::: Data provided

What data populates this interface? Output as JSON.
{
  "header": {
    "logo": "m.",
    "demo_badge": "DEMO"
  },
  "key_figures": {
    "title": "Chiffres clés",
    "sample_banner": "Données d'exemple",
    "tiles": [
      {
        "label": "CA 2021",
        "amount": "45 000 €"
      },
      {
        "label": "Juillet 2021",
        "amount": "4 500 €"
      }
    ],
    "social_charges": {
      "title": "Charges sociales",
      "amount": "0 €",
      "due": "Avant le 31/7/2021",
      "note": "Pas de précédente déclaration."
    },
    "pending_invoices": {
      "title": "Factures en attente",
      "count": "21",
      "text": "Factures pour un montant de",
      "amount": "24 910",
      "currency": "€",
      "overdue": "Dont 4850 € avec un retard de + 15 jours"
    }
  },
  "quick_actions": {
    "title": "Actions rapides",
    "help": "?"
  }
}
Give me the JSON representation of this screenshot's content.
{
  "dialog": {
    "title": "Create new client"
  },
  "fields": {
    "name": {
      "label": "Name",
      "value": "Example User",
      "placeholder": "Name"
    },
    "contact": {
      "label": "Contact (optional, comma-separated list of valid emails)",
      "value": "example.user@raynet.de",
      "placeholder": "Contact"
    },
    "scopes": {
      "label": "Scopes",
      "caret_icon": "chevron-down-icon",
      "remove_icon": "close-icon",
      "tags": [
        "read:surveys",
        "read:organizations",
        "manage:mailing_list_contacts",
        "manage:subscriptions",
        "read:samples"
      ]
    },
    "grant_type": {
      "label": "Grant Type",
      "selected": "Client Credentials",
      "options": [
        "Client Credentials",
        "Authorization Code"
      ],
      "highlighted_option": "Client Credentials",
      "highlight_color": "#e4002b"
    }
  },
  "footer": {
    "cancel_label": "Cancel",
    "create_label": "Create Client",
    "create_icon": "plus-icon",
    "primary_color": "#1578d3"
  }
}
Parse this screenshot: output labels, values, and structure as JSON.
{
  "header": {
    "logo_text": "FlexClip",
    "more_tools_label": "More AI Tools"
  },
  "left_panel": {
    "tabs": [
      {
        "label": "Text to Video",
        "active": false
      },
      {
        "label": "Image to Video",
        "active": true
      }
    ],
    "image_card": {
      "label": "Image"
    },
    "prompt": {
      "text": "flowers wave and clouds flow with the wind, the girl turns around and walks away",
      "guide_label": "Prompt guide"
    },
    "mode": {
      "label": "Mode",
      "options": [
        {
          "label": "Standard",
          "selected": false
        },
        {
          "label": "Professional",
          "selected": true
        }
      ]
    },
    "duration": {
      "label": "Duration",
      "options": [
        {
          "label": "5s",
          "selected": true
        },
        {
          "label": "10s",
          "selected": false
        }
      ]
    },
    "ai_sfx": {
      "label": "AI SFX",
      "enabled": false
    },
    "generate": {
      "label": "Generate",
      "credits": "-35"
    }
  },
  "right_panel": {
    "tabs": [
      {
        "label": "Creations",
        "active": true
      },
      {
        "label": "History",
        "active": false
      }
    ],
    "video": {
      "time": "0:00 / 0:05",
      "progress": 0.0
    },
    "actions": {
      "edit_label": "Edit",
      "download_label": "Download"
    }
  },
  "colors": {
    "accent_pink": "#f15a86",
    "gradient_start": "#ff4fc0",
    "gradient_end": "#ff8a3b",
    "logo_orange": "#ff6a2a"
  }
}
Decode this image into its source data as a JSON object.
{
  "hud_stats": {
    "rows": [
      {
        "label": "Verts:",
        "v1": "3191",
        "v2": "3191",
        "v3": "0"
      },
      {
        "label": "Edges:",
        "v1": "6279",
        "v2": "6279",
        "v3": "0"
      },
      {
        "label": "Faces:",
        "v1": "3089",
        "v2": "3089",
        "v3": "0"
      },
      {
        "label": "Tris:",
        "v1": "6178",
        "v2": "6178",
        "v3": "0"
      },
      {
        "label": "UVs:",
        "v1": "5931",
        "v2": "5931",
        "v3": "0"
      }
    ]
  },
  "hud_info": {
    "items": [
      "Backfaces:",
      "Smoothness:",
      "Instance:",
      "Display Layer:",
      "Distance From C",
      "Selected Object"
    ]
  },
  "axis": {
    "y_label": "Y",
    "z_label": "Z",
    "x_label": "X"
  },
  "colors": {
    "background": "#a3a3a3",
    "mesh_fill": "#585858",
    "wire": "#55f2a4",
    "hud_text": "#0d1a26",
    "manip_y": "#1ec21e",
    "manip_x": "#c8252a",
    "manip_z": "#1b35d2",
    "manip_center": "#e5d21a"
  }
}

::::::

Problem requirements: Print again each line of the listing above, exactly as it appears.

Answer to the exercise:
What data populates this interface? Output as JSON.
{
  "header": {
    "logo": "m.",
    "demo_badge": "DEMO"
  },
  "key_figures": {
    "title": "Chiffres clés",
    "sample_banner": "Données d'exemple",
    "tiles": [
      {
        "label": "CA 2021",
        "amount": "45 000 €"
      },
      {
        "label": "Juillet 2021",
        "amount": "4 500 €"
      }
    ],
    "social_charges": {
      "title": "Charges sociales",
      "amount": "0 €",
      "due": "Avant le 31/7/2021",
      "note": "Pas de précédente déclaration."
    },
    "pending_invoices": {
      "title": "Factures en attente",
      "count": "21",
      "text": "Factures pour un montant de",
      "amount": "24 910",
      "currency": "€",
      "overdue": "Dont 4850 € avec un retard de + 15 jours"
    }
  },
  "quick_actions": {
    "title": "Actions rapides",
    "help": "?"
  }
}
Give me the JSON representation of this screenshot's content.
{
  "dialog": {
    "title": "Create new client"
  },
  "fields": {
    "name": {
      "label": "Name",
      "value": "Example User",
      "placeholder": "Name"
    },
    "contact": {
      "label": "Contact (optional, comma-separated list of valid emails)",
      "value": "example.user@raynet.de",
      "placeholder": "Contact"
    },
    "scopes": {
      "label": "Scopes",
      "caret_icon": "chevron-down-icon",
      "remove_icon": "close-icon",
      "tags": [
        "read:surveys",
        "read:organizations",
        "manage:mailing_list_contacts",
        "manage:subscriptions",
        "read:samples"
      ]
    },
    "grant_type": {
      "label": "Grant Type",
      "selected": "Client Credentials",
      "options": [
        "Client Credentials",
        "Authorization Code"
      ],
      "highlighted_option": "Client Credentials",
      "highlight_color": "#e4002b"
    }
  },
  "footer": {
    "cancel_label": "Cancel",
    "create_label": "Create Client",
    "create_icon": "plus-icon",
    "primary_color": "#1578d3"
  }
}
Parse this screenshot: output labels, values, and structure as JSON.
{
  "header": {
    "logo_text": "FlexClip",
    "more_tools_label": "More AI Tools"
  },
  "left_panel": {
    "tabs": [
      {
        "label": "Text to Video",
        "active": false
      },
      {
        "label": "Image to Video",
        "active": true
      }
    ],
    "image_card": {
      "label": "Image"
    },
    "prompt": {
      "text": "flowers wave and clouds flow with the wind, the girl turns around and walks away",
      "guide_label": "Prompt guide"
    },
    "mode": {
      "label": "Mode",
      "options": [
        {
          "label": "Standard",
          "selected": false
        },
        {
          "label": "Professional",
          "selected": true
        }
      ]
    },
    "duration": {
      "label": "Duration",
      "options": [
        {
          "label": "5s",
          "selected": true
        },
        {
          "label": "10s",
          "selected": false
        }
      ]
    },
    "ai_sfx": {
      "label": "AI SFX",
      "enabled": false
    },
    "generate": {
      "label": "Generate",
      "credits": "-35"
    }
  },
  "right_panel": {
    "tabs": [
      {
        "label": "Creations",
        "active": true
      },
      {
        "label": "History",
        "active": false
      }
    ],
    "video": {
      "time": "0:00 / 0:05",
      "progress": 0.0
    },
    "actions": {
      "edit_label": "Edit",
      "download_label": "Download"
    }
  },
  "colors": {
    "accent_pink": "#f15a86",
    "gradient_start": "#ff4fc0",
    "gradient_end": "#ff8a3b",
    "logo_orange": "#ff6a2a"
  }
}
Decode this image into its source data as a JSON object.
{
  "hud_stats": {
    "rows": [
      {
        "label": "Verts:",
        "v1": "3191",
        "v2": "3191",
        "v3": "0"
      },
      {
        "label": "Edges:",
        "v1": "6279",
        "v2": "6279",
        "v3": "0"
      },
      {
        "label": "Faces:",
        "v1": "3089",
        "v2": "3089",
        "v3": "0"
      },
      {
        "label": "Tris:",
        "v1": "6178",
        "v2": "6178",
        "v3": "0"
      },
      {
        "label": "UVs:",
        "v1": "5931",
        "v2": "5931",
        "v3": "0"
      }
    ]
  },
  "hud_info": {
    "items": [
      "Backfaces:",
      "Smoothness:",
      "Instance:",
      "Display Layer:",
      "Distance From C",
      "Selected Object"
    ]
  },
  "axis": {
    "y_label": "Y",
    "z_label": "Z",
    "x_label": "X"
  },
  "colors": {
    "background": "#a3a3a3",
    "mesh_fill": "#585858",
    "wire": "#55f2a4",
    "hud_text": "#0d1a26",
    "manip_y": "#1ec21e",
    "manip_x": "#c8252a",
    "manip_z": "#1b35d2",
    "manip_center": "#e5d21a"
  }
}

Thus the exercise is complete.